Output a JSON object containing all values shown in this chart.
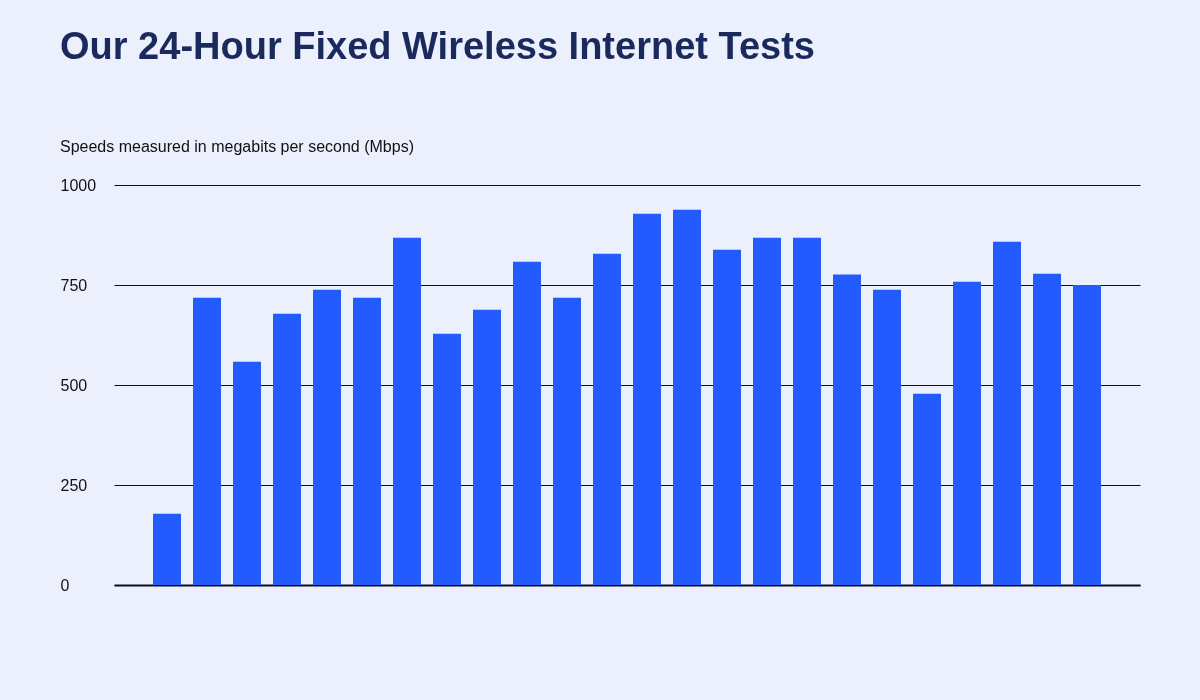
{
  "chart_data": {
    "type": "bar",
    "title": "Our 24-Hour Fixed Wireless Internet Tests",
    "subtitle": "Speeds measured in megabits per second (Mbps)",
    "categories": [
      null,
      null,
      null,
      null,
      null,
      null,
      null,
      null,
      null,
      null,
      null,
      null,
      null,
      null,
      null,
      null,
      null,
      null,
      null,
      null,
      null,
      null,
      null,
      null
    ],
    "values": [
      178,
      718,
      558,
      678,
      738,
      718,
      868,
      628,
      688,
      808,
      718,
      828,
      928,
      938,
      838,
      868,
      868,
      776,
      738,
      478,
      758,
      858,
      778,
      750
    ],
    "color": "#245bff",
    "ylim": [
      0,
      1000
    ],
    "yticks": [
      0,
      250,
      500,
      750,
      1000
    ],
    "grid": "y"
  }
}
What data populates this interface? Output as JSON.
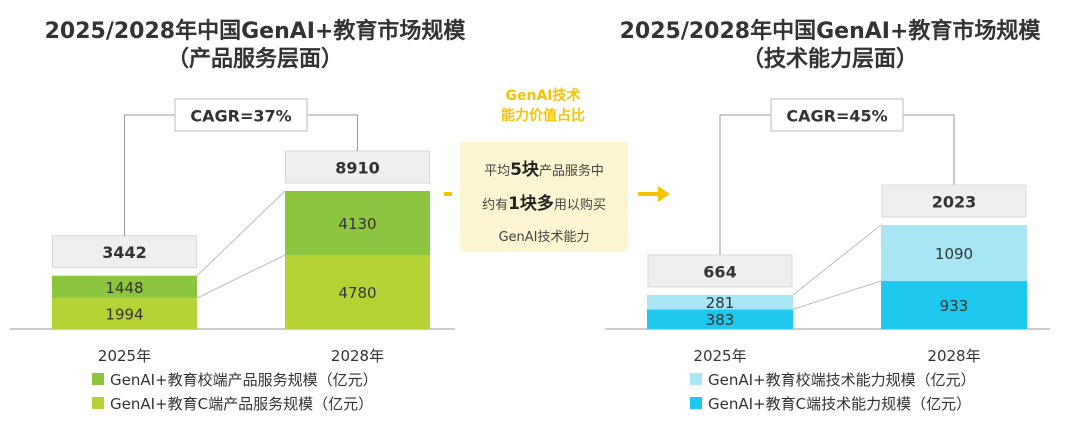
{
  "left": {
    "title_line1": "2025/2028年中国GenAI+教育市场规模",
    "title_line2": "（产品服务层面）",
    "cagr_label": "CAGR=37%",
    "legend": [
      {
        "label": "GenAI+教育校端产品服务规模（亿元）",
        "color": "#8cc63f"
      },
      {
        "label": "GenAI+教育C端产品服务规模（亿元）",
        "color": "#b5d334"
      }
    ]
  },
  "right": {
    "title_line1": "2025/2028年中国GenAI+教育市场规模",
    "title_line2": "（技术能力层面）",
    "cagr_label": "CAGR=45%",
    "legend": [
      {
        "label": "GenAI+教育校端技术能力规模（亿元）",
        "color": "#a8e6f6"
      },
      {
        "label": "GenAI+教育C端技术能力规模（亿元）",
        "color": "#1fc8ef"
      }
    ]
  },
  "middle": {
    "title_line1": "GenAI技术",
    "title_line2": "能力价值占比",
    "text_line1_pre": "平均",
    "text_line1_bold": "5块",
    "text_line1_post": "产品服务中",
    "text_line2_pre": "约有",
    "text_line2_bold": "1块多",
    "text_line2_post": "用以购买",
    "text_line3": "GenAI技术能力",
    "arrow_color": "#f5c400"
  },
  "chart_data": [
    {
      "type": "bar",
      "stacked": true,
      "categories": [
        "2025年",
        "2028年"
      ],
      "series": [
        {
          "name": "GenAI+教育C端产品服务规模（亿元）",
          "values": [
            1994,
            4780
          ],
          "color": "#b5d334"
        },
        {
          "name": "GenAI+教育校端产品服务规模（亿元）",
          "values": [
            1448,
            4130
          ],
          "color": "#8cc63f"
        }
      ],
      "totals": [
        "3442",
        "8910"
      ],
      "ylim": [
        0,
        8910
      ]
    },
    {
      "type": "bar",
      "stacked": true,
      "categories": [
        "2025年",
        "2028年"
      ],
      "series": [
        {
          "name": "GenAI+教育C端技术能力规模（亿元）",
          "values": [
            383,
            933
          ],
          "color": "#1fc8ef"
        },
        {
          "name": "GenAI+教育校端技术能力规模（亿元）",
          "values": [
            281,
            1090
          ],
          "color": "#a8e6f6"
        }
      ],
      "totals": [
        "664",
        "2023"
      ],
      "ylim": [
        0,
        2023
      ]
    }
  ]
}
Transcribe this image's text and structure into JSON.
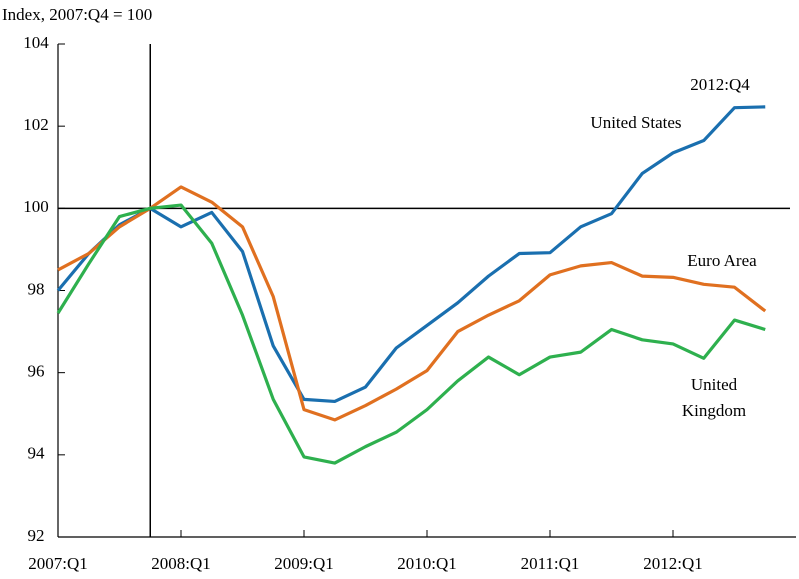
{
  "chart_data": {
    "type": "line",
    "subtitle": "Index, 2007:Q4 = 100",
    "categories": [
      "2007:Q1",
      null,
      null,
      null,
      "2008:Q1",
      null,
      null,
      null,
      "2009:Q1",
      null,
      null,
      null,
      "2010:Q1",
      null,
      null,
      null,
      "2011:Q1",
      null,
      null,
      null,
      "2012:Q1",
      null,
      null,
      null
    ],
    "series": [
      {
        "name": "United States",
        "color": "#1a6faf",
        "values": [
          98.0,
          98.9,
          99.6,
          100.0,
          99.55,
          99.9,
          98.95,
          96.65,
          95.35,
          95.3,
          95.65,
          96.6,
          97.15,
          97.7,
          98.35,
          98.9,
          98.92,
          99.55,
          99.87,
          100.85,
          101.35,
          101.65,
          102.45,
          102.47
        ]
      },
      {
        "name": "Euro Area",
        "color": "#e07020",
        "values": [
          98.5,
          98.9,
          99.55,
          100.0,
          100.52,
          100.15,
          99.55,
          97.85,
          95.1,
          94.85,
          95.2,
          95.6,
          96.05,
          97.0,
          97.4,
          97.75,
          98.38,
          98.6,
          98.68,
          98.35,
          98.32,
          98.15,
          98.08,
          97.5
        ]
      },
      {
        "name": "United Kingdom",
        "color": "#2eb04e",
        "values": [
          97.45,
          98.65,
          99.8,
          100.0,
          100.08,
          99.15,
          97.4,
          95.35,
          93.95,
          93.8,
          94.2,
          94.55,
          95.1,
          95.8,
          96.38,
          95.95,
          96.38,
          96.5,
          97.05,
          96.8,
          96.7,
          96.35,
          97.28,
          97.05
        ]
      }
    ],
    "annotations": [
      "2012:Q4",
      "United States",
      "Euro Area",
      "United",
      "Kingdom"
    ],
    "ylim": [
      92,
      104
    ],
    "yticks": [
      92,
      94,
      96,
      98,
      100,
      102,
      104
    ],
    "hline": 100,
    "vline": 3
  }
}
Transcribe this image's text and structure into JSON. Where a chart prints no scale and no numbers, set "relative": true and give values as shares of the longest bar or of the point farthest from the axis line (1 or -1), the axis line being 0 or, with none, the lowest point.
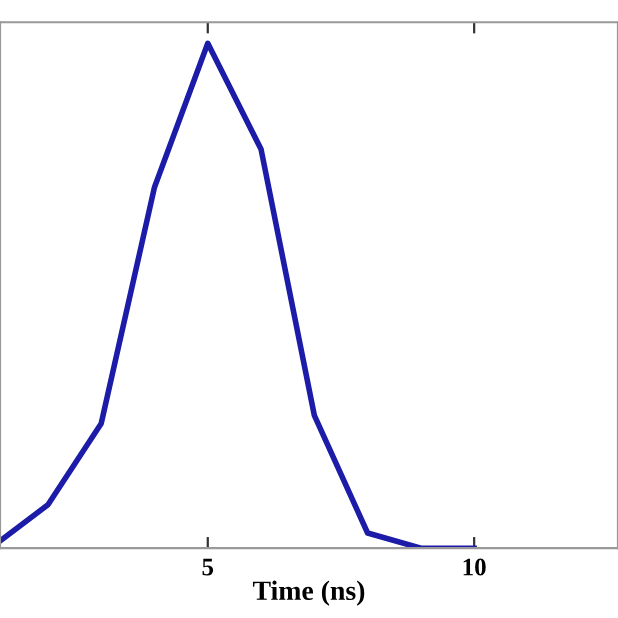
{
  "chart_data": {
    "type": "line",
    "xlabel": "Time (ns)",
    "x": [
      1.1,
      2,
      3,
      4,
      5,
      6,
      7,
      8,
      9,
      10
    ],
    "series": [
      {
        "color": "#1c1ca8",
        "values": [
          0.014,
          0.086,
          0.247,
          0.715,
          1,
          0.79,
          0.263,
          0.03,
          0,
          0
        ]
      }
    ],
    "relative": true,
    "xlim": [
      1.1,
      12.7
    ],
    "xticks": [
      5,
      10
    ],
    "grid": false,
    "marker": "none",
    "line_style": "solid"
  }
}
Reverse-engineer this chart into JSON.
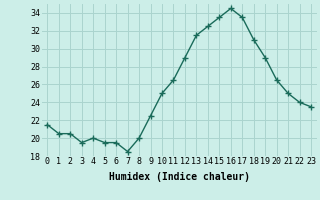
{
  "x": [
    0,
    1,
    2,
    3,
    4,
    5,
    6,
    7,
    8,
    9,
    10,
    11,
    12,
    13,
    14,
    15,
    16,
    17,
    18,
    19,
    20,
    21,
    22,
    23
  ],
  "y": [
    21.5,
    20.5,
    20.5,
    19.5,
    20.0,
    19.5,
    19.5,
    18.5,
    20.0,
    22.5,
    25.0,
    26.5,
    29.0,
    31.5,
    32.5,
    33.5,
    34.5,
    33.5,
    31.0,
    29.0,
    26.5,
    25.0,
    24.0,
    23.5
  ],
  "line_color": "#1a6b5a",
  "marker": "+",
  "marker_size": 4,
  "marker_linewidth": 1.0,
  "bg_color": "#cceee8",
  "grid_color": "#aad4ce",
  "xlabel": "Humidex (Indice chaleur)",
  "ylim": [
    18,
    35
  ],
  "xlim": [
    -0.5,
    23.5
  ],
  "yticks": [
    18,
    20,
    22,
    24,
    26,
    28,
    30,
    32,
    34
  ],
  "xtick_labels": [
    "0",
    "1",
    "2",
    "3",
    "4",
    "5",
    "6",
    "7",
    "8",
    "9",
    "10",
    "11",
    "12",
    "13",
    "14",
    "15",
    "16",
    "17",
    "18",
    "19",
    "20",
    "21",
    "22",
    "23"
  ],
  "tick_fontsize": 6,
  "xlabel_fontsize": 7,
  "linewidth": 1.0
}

+-------+

• Exercise directions
Copy each line of the entries that includes the word "CAGR".

• Problem solution
    "cagr_label": "CAGR=37%",
    "cagr_label": "CAGR=45%",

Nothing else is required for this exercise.